[Extracted data entries]
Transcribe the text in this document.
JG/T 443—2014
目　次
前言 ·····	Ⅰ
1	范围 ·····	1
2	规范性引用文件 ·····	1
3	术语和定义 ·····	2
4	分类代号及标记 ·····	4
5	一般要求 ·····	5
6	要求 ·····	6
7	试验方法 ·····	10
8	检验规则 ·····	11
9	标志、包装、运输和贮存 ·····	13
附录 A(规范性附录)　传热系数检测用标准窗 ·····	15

# [TASK PROMPT]
Each line of the listing should be copied exactly.

# [ANSWER FOR THIS EXERCISE]
Transcribe the text in this document.
JG/T 443—2014
目　次
前言 ·····	Ⅰ
1	范围 ·····	1
2	规范性引用文件 ·····	1
3	术语和定义 ·····	2
4	分类代号及标记 ·····	4
5	一般要求 ·····	5
6	要求 ·····	6
7	试验方法 ·····	10
8	检验规则 ·····	11
9	标志、包装、运输和贮存 ·····	13
附录 A(规范性附录)　传热系数检测用标准窗 ·····	15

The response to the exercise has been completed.